>> Begin

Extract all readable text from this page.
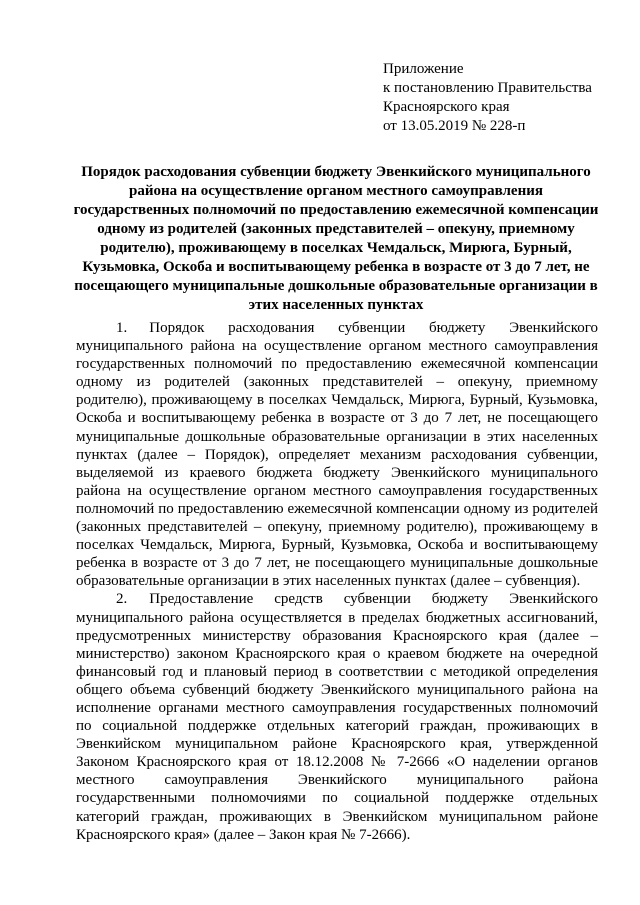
Приложение
к постановлению Правительства
Красноярского края
от 13.05.2019 № 228-п
Порядок расходования субвенции бюджету Эвенкийского муниципального района на осуществление органом местного самоуправления государственных полномочий по предоставлению ежемесячной компенсации одному из родителей (законных представителей – опекуну, приемному родителю), проживающему в поселках Чемдальск, Мирюга, Бурный, Кузьмовка, Оскоба и воспитывающему ребенка в возрасте от 3 до 7 лет, не посещающего муниципальные дошкольные образовательные организации в этих населенных пунктах

1. Порядок расходования субвенции бюджету Эвенкийского муниципального района на осуществление органом местного самоуправления государственных полномочий по предоставлению ежемесячной компенсации одному из родителей (законных представителей – опекуну, приемному родителю), проживающему в поселках Чемдальск, Мирюга, Бурный, Кузьмовка, Оскоба и воспитывающему ребенка в возрасте от 3 до 7 лет, не посещающего муниципальные дошкольные образовательные организации в этих населенных пунктах (далее – Порядок), определяет механизм расходования субвенции, выделяемой из краевого бюджета бюджету Эвенкийского муниципального района на осуществление органом местного самоуправления государственных полномочий по предоставлению ежемесячной компенсации одному из родителей (законных представителей – опекуну, приемному родителю), проживающему в поселках Чемдальск, Мирюга, Бурный, Кузьмовка, Оскоба и воспитывающему ребенка в возрасте от 3 до 7 лет, не посещающего муниципальные дошкольные образовательные организации в этих населенных пунктах (далее – субвенция).

2. Предоставление средств субвенции бюджету Эвенкийского муниципального района осуществляется в пределах бюджетных ассигнований, предусмотренных министерству образования Красноярского края (далее – министерство) законом Красноярского края о краевом бюджете на очередной финансовый год и плановый период в соответствии с методикой определения общего объема субвенций бюджету Эвенкийского муниципального района на исполнение органами местного самоуправления государственных полномочий по социальной поддержке отдельных категорий граждан, проживающих в Эвенкийском муниципальном районе Красноярского края, утвержденной Законом Красноярского края от 18.12.2008 № 7-2666 «О наделении органов местного самоуправления Эвенкийского муниципального района государственными полномочиями по социальной поддержке отдельных категорий граждан, проживающих в Эвенкийском муниципальном районе Красноярского края» (далее – Закон края № 7-2666).
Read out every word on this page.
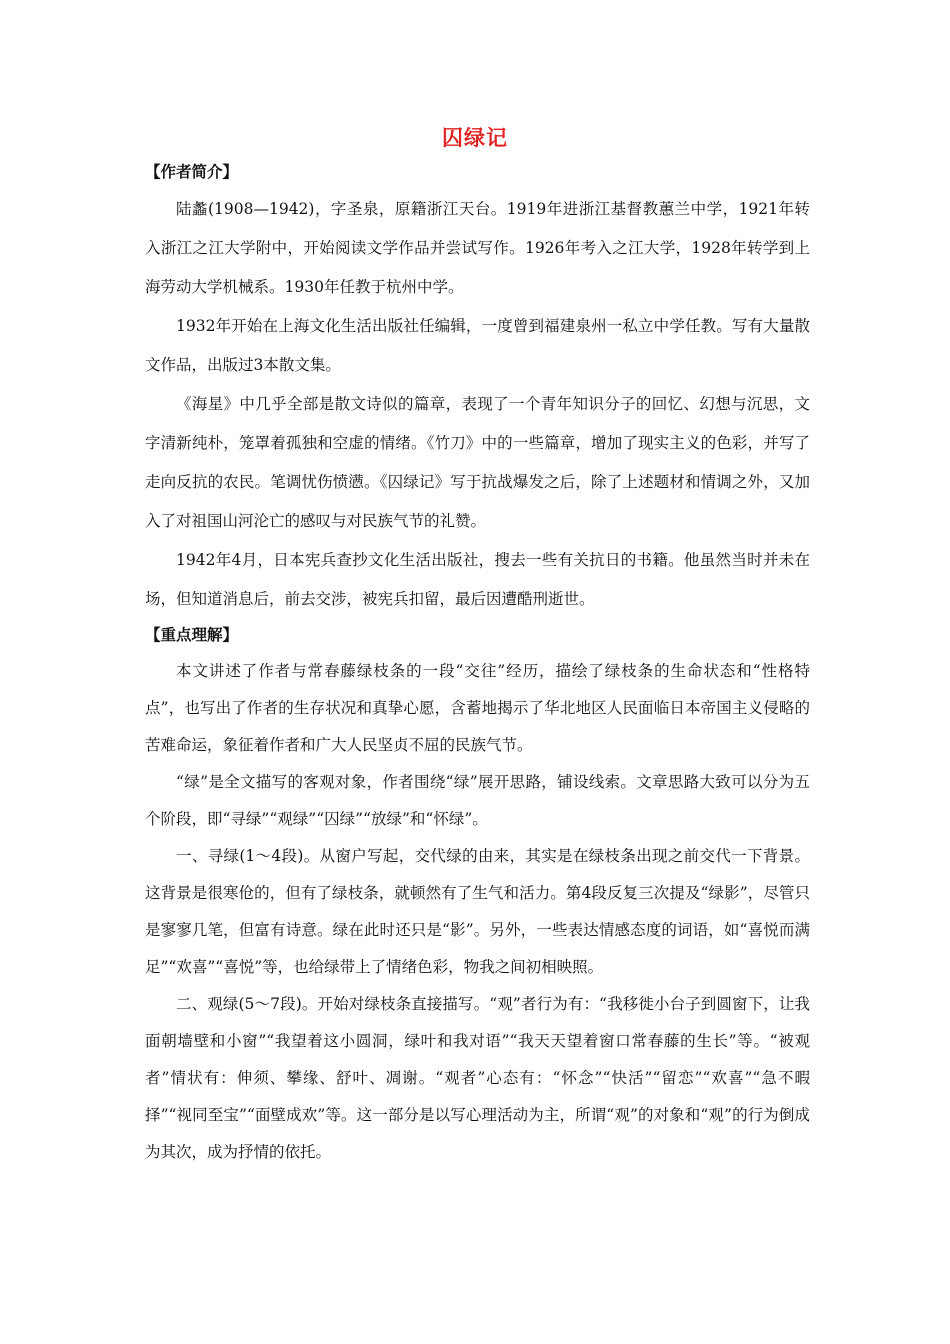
囚绿记

【作者简介】

陆蠡(1908—1942)，字圣泉，原籍浙江天台。1919年进浙江基督教蕙兰中学，1921年转入浙江之江大学附中，开始阅读文学作品并尝试写作。1926年考入之江大学，1928年转学到上海劳动大学机械系。1930年任教于杭州中学。

1932年开始在上海文化生活出版社任编辑，一度曾到福建泉州一私立中学任教。写有大量散文作品，出版过3本散文集。

《海星》中几乎全部是散文诗似的篇章，表现了一个青年知识分子的回忆、幻想与沉思，文字清新纯朴，笼罩着孤独和空虚的情绪。《竹刀》中的一些篇章，增加了现实主义的色彩，并写了走向反抗的农民。笔调忧伤愤懑。《囚绿记》写于抗战爆发之后，除了上述题材和情调之外，又加入了对祖国山河沦亡的感叹与对民族气节的礼赞。

1942年4月，日本宪兵查抄文化生活出版社，搜去一些有关抗日的书籍。他虽然当时并未在场，但知道消息后，前去交涉，被宪兵扣留，最后因遭酷刑逝世。

【重点理解】

本文讲述了作者与常春藤绿枝条的一段“交往”经历，描绘了绿枝条的生命状态和“性格特点”，也写出了作者的生存状况和真挚心愿，含蓄地揭示了华北地区人民面临日本帝国主义侵略的苦难命运，象征着作者和广大人民坚贞不屈的民族气节。

“绿”是全文描写的客观对象，作者围绕“绿”展开思路，铺设线索。文章思路大致可以分为五个阶段，即“寻绿”“观绿”“囚绿”“放绿”和“怀绿”。

一、寻绿(1～4段)。从窗户写起，交代绿的由来，其实是在绿枝条出现之前交代一下背景。这背景是很寒伧的，但有了绿枝条，就顿然有了生气和活力。第4段反复三次提及“绿影”，尽管只是寥寥几笔，但富有诗意。绿在此时还只是“影”。另外，一些表达情感态度的词语，如“喜悦而满足”“欢喜”“喜悦”等，也给绿带上了情绪色彩，物我之间初相映照。

二、观绿(5～7段)。开始对绿枝条直接描写。“观”者行为有：“我移徙小台子到圆窗下，让我面朝墙壁和小窗”“我望着这小圆洞，绿叶和我对语”“我天天望着窗口常春藤的生长”等。“被观者”情状有：伸须、攀缘、舒叶、凋谢。“观者”心态有：“怀念”“快活”“留恋”“欢喜”“急不暇择”“视同至宝”“面壁成欢”等。这一部分是以写心理活动为主，所谓“观”的对象和“观”的行为倒成为其次，成为抒情的依托。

>> End

WHAT YOU NEED TO DO: Reproduce every line above as written, skipping pictures.

RESULT FOR THIS EXERCISE:
Extract all readable text from this page.
Приложение
к постановлению Правительства
Красноярского края
от 13.05.2019 № 228-п
Порядок расходования субвенции бюджету Эвенкийского муниципального района на осуществление органом местного самоуправления государственных полномочий по предоставлению ежемесячной компенсации одному из родителей (законных представителей – опекуну, приемному родителю), проживающему в поселках Чемдальск, Мирюга, Бурный, Кузьмовка, Оскоба и воспитывающему ребенка в возрасте от 3 до 7 лет, не посещающего муниципальные дошкольные образовательные организации в этих населенных пунктах

1. Порядок расходования субвенции бюджету Эвенкийского муниципального района на осуществление органом местного самоуправления государственных полномочий по предоставлению ежемесячной компенсации одному из родителей (законных представителей – опекуну, приемному родителю), проживающему в поселках Чемдальск, Мирюга, Бурный, Кузьмовка, Оскоба и воспитывающему ребенка в возрасте от 3 до 7 лет, не посещающего муниципальные дошкольные образовательные организации в этих населенных пунктах (далее – Порядок), определяет механизм расходования субвенции, выделяемой из краевого бюджета бюджету Эвенкийского муниципального района на осуществление органом местного самоуправления государственных полномочий по предоставлению ежемесячной компенсации одному из родителей (законных представителей – опекуну, приемному родителю), проживающему в поселках Чемдальск, Мирюга, Бурный, Кузьмовка, Оскоба и воспитывающему ребенка в возрасте от 3 до 7 лет, не посещающего муниципальные дошкольные образовательные организации в этих населенных пунктах (далее – субвенция).

2. Предоставление средств субвенции бюджету Эвенкийского муниципального района осуществляется в пределах бюджетных ассигнований, предусмотренных министерству образования Красноярского края (далее – министерство) законом Красноярского края о краевом бюджете на очередной финансовый год и плановый период в соответствии с методикой определения общего объема субвенций бюджету Эвенкийского муниципального района на исполнение органами местного самоуправления государственных полномочий по социальной поддержке отдельных категорий граждан, проживающих в Эвенкийском муниципальном районе Красноярского края, утвержденной Законом Красноярского края от 18.12.2008 № 7-2666 «О наделении органов местного самоуправления Эвенкийского муниципального района государственными полномочиями по социальной поддержке отдельных категорий граждан, проживающих в Эвенкийском муниципальном районе Красноярского края» (далее – Закон края № 7-2666).
Read out every word on this page.
囚绿记

【作者简介】

陆蠡(1908—1942)，字圣泉，原籍浙江天台。1919年进浙江基督教蕙兰中学，1921年转入浙江之江大学附中，开始阅读文学作品并尝试写作。1926年考入之江大学，1928年转学到上海劳动大学机械系。1930年任教于杭州中学。

1932年开始在上海文化生活出版社任编辑，一度曾到福建泉州一私立中学任教。写有大量散文作品，出版过3本散文集。

《海星》中几乎全部是散文诗似的篇章，表现了一个青年知识分子的回忆、幻想与沉思，文字清新纯朴，笼罩着孤独和空虚的情绪。《竹刀》中的一些篇章，增加了现实主义的色彩，并写了走向反抗的农民。笔调忧伤愤懑。《囚绿记》写于抗战爆发之后，除了上述题材和情调之外，又加入了对祖国山河沦亡的感叹与对民族气节的礼赞。

1942年4月，日本宪兵查抄文化生活出版社，搜去一些有关抗日的书籍。他虽然当时并未在场，但知道消息后，前去交涉，被宪兵扣留，最后因遭酷刑逝世。

【重点理解】

本文讲述了作者与常春藤绿枝条的一段“交往”经历，描绘了绿枝条的生命状态和“性格特点”，也写出了作者的生存状况和真挚心愿，含蓄地揭示了华北地区人民面临日本帝国主义侵略的苦难命运，象征着作者和广大人民坚贞不屈的民族气节。

“绿”是全文描写的客观对象，作者围绕“绿”展开思路，铺设线索。文章思路大致可以分为五个阶段，即“寻绿”“观绿”“囚绿”“放绿”和“怀绿”。

一、寻绿(1～4段)。从窗户写起，交代绿的由来，其实是在绿枝条出现之前交代一下背景。这背景是很寒伧的，但有了绿枝条，就顿然有了生气和活力。第4段反复三次提及“绿影”，尽管只是寥寥几笔，但富有诗意。绿在此时还只是“影”。另外，一些表达情感态度的词语，如“喜悦而满足”“欢喜”“喜悦”等，也给绿带上了情绪色彩，物我之间初相映照。

二、观绿(5～7段)。开始对绿枝条直接描写。“观”者行为有：“我移徙小台子到圆窗下，让我面朝墙壁和小窗”“我望着这小圆洞，绿叶和我对语”“我天天望着窗口常春藤的生长”等。“被观者”情状有：伸须、攀缘、舒叶、凋谢。“观者”心态有：“怀念”“快活”“留恋”“欢喜”“急不暇择”“视同至宝”“面壁成欢”等。这一部分是以写心理活动为主，所谓“观”的对象和“观”的行为倒成为其次，成为抒情的依托。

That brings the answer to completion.